Print each line exactly as it is given.

Collected data:

(begin)

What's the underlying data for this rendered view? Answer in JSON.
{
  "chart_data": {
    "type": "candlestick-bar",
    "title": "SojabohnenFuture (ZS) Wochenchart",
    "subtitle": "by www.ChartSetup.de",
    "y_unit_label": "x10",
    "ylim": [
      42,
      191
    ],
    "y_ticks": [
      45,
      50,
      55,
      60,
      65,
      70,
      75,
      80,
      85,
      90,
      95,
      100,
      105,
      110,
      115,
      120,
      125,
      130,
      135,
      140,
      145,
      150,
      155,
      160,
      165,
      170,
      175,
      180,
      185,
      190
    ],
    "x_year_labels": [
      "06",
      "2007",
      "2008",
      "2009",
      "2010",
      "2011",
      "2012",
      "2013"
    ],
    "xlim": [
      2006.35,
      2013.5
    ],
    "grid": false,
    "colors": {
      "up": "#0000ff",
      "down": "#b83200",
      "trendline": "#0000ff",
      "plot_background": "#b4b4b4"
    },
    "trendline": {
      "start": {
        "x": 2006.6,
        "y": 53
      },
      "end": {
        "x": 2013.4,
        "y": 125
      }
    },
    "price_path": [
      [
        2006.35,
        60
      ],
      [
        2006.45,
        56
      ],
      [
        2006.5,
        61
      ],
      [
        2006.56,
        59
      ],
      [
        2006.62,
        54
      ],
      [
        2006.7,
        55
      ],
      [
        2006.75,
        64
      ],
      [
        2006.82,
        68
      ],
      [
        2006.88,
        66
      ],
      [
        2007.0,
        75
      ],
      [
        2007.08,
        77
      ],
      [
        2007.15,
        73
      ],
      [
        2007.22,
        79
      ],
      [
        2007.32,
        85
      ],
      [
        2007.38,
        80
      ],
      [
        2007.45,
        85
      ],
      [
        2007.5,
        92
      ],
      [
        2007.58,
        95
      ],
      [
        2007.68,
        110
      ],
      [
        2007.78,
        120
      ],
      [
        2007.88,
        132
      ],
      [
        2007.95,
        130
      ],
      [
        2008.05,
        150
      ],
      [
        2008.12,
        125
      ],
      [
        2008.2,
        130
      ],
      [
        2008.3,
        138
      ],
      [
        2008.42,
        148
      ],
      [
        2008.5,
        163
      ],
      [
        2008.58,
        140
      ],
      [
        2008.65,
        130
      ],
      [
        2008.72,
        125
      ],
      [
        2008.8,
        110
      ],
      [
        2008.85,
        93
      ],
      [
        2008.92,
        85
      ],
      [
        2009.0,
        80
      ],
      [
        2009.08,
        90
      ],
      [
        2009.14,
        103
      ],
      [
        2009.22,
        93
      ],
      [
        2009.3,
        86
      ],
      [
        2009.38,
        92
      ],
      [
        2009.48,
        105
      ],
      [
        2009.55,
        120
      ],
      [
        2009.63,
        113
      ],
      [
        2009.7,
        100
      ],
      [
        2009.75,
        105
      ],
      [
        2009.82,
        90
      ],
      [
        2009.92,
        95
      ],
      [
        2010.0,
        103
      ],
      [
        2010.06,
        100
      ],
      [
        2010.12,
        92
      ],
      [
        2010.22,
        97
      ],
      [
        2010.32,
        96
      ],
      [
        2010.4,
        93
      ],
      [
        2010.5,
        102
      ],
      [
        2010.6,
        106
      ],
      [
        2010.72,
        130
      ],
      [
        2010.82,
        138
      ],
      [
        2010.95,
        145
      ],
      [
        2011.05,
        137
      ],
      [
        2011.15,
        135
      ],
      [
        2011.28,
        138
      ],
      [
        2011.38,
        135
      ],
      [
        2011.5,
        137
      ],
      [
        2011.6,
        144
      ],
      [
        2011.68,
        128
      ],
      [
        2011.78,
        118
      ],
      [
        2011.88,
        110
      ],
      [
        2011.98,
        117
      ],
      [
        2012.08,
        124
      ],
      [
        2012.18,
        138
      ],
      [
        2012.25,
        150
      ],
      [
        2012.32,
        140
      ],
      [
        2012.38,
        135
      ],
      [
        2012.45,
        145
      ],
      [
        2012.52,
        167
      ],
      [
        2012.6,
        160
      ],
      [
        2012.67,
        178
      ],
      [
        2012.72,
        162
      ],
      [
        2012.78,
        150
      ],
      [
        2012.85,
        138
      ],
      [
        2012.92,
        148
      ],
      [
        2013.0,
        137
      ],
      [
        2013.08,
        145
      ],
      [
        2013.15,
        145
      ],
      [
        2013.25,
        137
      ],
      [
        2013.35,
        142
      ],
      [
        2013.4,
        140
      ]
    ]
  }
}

(end)

=== FINAL RESULT ===
What's the underlying data for this rendered view? Answer in JSON.
{
  "chart_data": {
    "type": "candlestick-bar",
    "title": "SojabohnenFuture (ZS) Wochenchart",
    "subtitle": "by www.ChartSetup.de",
    "y_unit_label": "x10",
    "ylim": [
      42,
      191
    ],
    "y_ticks": [
      45,
      50,
      55,
      60,
      65,
      70,
      75,
      80,
      85,
      90,
      95,
      100,
      105,
      110,
      115,
      120,
      125,
      130,
      135,
      140,
      145,
      150,
      155,
      160,
      165,
      170,
      175,
      180,
      185,
      190
    ],
    "x_year_labels": [
      "06",
      "2007",
      "2008",
      "2009",
      "2010",
      "2011",
      "2012",
      "2013"
    ],
    "xlim": [
      2006.35,
      2013.5
    ],
    "grid": false,
    "colors": {
      "up": "#0000ff",
      "down": "#b83200",
      "trendline": "#0000ff",
      "plot_background": "#b4b4b4"
    },
    "trendline": {
      "start": {
        "x": 2006.6,
        "y": 53
      },
      "end": {
        "x": 2013.4,
        "y": 125
      }
    },
    "price_path": [
      [
        2006.35,
        60
      ],
      [
        2006.45,
        56
      ],
      [
        2006.5,
        61
      ],
      [
        2006.56,
        59
      ],
      [
        2006.62,
        54
      ],
      [
        2006.7,
        55
      ],
      [
        2006.75,
        64
      ],
      [
        2006.82,
        68
      ],
      [
        2006.88,
        66
      ],
      [
        2007.0,
        75
      ],
      [
        2007.08,
        77
      ],
      [
        2007.15,
        73
      ],
      [
        2007.22,
        79
      ],
      [
        2007.32,
        85
      ],
      [
        2007.38,
        80
      ],
      [
        2007.45,
        85
      ],
      [
        2007.5,
        92
      ],
      [
        2007.58,
        95
      ],
      [
        2007.68,
        110
      ],
      [
        2007.78,
        120
      ],
      [
        2007.88,
        132
      ],
      [
        2007.95,
        130
      ],
      [
        2008.05,
        150
      ],
      [
        2008.12,
        125
      ],
      [
        2008.2,
        130
      ],
      [
        2008.3,
        138
      ],
      [
        2008.42,
        148
      ],
      [
        2008.5,
        163
      ],
      [
        2008.58,
        140
      ],
      [
        2008.65,
        130
      ],
      [
        2008.72,
        125
      ],
      [
        2008.8,
        110
      ],
      [
        2008.85,
        93
      ],
      [
        2008.92,
        85
      ],
      [
        2009.0,
        80
      ],
      [
        2009.08,
        90
      ],
      [
        2009.14,
        103
      ],
      [
        2009.22,
        93
      ],
      [
        2009.3,
        86
      ],
      [
        2009.38,
        92
      ],
      [
        2009.48,
        105
      ],
      [
        2009.55,
        120
      ],
      [
        2009.63,
        113
      ],
      [
        2009.7,
        100
      ],
      [
        2009.75,
        105
      ],
      [
        2009.82,
        90
      ],
      [
        2009.92,
        95
      ],
      [
        2010.0,
        103
      ],
      [
        2010.06,
        100
      ],
      [
        2010.12,
        92
      ],
      [
        2010.22,
        97
      ],
      [
        2010.32,
        96
      ],
      [
        2010.4,
        93
      ],
      [
        2010.5,
        102
      ],
      [
        2010.6,
        106
      ],
      [
        2010.72,
        130
      ],
      [
        2010.82,
        138
      ],
      [
        2010.95,
        145
      ],
      [
        2011.05,
        137
      ],
      [
        2011.15,
        135
      ],
      [
        2011.28,
        138
      ],
      [
        2011.38,
        135
      ],
      [
        2011.5,
        137
      ],
      [
        2011.6,
        144
      ],
      [
        2011.68,
        128
      ],
      [
        2011.78,
        118
      ],
      [
        2011.88,
        110
      ],
      [
        2011.98,
        117
      ],
      [
        2012.08,
        124
      ],
      [
        2012.18,
        138
      ],
      [
        2012.25,
        150
      ],
      [
        2012.32,
        140
      ],
      [
        2012.38,
        135
      ],
      [
        2012.45,
        145
      ],
      [
        2012.52,
        167
      ],
      [
        2012.6,
        160
      ],
      [
        2012.67,
        178
      ],
      [
        2012.72,
        162
      ],
      [
        2012.78,
        150
      ],
      [
        2012.85,
        138
      ],
      [
        2012.92,
        148
      ],
      [
        2013.0,
        137
      ],
      [
        2013.08,
        145
      ],
      [
        2013.15,
        145
      ],
      [
        2013.25,
        137
      ],
      [
        2013.35,
        142
      ],
      [
        2013.4,
        140
      ]
    ]
  }
}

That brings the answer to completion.